[Entries from a dataset]
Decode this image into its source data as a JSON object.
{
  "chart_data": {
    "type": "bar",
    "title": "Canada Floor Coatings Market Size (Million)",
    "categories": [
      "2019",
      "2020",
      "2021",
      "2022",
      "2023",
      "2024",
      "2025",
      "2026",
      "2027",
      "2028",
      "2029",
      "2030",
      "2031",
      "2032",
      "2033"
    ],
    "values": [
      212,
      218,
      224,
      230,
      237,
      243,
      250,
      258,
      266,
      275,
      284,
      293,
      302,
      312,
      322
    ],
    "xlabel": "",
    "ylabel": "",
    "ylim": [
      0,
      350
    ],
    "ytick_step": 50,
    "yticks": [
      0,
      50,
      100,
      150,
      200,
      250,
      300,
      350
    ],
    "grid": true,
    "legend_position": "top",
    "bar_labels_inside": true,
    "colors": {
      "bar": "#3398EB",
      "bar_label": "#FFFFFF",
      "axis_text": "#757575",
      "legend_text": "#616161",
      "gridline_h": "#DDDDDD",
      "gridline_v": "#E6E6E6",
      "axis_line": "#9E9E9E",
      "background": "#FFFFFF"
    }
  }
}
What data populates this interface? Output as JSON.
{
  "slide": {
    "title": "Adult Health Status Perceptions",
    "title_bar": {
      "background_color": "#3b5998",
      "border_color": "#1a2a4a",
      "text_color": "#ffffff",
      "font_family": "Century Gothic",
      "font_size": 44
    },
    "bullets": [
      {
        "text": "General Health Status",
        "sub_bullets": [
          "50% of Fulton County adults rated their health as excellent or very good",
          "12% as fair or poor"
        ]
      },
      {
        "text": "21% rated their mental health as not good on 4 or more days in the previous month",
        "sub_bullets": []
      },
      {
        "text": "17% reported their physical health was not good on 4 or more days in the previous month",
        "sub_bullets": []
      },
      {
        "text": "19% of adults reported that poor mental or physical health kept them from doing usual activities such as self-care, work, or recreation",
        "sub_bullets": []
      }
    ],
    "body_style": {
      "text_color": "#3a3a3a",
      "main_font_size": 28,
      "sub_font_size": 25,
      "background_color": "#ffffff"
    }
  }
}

■ Description of the task: Retype all of the material above with every character intact.

■ The completed task:
Decode this image into its source data as a JSON object.
{
  "chart_data": {
    "type": "bar",
    "title": "Canada Floor Coatings Market Size (Million)",
    "categories": [
      "2019",
      "2020",
      "2021",
      "2022",
      "2023",
      "2024",
      "2025",
      "2026",
      "2027",
      "2028",
      "2029",
      "2030",
      "2031",
      "2032",
      "2033"
    ],
    "values": [
      212,
      218,
      224,
      230,
      237,
      243,
      250,
      258,
      266,
      275,
      284,
      293,
      302,
      312,
      322
    ],
    "xlabel": "",
    "ylabel": "",
    "ylim": [
      0,
      350
    ],
    "ytick_step": 50,
    "yticks": [
      0,
      50,
      100,
      150,
      200,
      250,
      300,
      350
    ],
    "grid": true,
    "legend_position": "top",
    "bar_labels_inside": true,
    "colors": {
      "bar": "#3398EB",
      "bar_label": "#FFFFFF",
      "axis_text": "#757575",
      "legend_text": "#616161",
      "gridline_h": "#DDDDDD",
      "gridline_v": "#E6E6E6",
      "axis_line": "#9E9E9E",
      "background": "#FFFFFF"
    }
  }
}
What data populates this interface? Output as JSON.
{
  "slide": {
    "title": "Adult Health Status Perceptions",
    "title_bar": {
      "background_color": "#3b5998",
      "border_color": "#1a2a4a",
      "text_color": "#ffffff",
      "font_family": "Century Gothic",
      "font_size": 44
    },
    "bullets": [
      {
        "text": "General Health Status",
        "sub_bullets": [
          "50% of Fulton County adults rated their health as excellent or very good",
          "12% as fair or poor"
        ]
      },
      {
        "text": "21% rated their mental health as not good on 4 or more days in the previous month",
        "sub_bullets": []
      },
      {
        "text": "17% reported their physical health was not good on 4 or more days in the previous month",
        "sub_bullets": []
      },
      {
        "text": "19% of adults reported that poor mental or physical health kept them from doing usual activities such as self-care, work, or recreation",
        "sub_bullets": []
      }
    ],
    "body_style": {
      "text_color": "#3a3a3a",
      "main_font_size": 28,
      "sub_font_size": 25,
      "background_color": "#ffffff"
    }
  }
}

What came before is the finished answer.